Output all the entries word for word. Omit the pictures.

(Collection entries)

----

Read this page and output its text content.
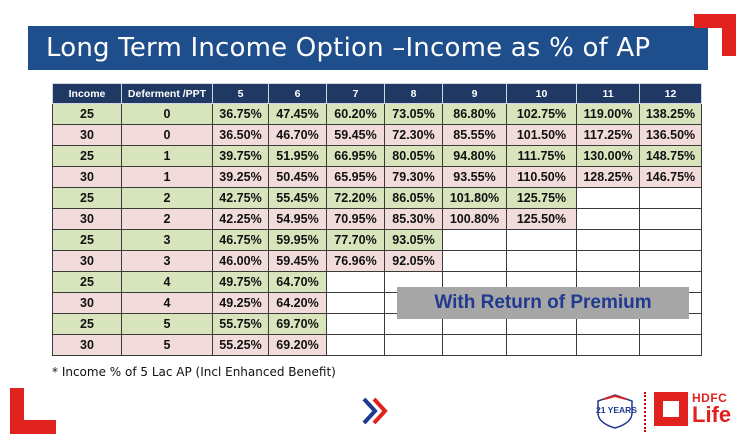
Long Term Income Option –Income as % of AP
Income	Deferment /PPT	5	6	7	8	9	10	11	12
25	0	36.75%	47.45%	60.20%	73.05%	86.80%	102.75%	119.00%	138.25%
30	0	36.50%	46.70%	59.45%	72.30%	85.55%	101.50%	117.25%	136.50%
25	1	39.75%	51.95%	66.95%	80.05%	94.80%	111.75%	130.00%	148.75%
30	1	39.25%	50.45%	65.95%	79.30%	93.55%	110.50%	128.25%	146.75%
25	2	42.75%	55.45%	72.20%	86.05%	101.80%	125.75%		
30	2	42.25%	54.95%	70.95%	85.30%	100.80%	125.50%		
25	3	46.75%	59.95%	77.70%	93.05%				
30	3	46.00%	59.45%	76.96%	92.05%				
25	4	49.75%	64.70%						
30	4	49.25%	64.20%						
25	5	55.75%	69.70%						
30	5	55.25%	69.20%						
With Return of Premium
* Income % of 5 Lac AP (Incl Enhanced Benefit)
21 YEARS
HDFC
Life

----

EXPECTED ANSWER:
Read this page and output its text content.
Long Term Income Option –Income as % of AP
Income	Deferment /PPT	5	6	7	8	9	10	11	12
25	0	36.75%	47.45%	60.20%	73.05%	86.80%	102.75%	119.00%	138.25%
30	0	36.50%	46.70%	59.45%	72.30%	85.55%	101.50%	117.25%	136.50%
25	1	39.75%	51.95%	66.95%	80.05%	94.80%	111.75%	130.00%	148.75%
30	1	39.25%	50.45%	65.95%	79.30%	93.55%	110.50%	128.25%	146.75%
25	2	42.75%	55.45%	72.20%	86.05%	101.80%	125.75%		
30	2	42.25%	54.95%	70.95%	85.30%	100.80%	125.50%		
25	3	46.75%	59.95%	77.70%	93.05%				
30	3	46.00%	59.45%	76.96%	92.05%				
25	4	49.75%	64.70%						
30	4	49.25%	64.20%						
25	5	55.75%	69.70%						
30	5	55.25%	69.20%						
With Return of Premium
* Income % of 5 Lac AP (Incl Enhanced Benefit)
21 YEARS
HDFC
Life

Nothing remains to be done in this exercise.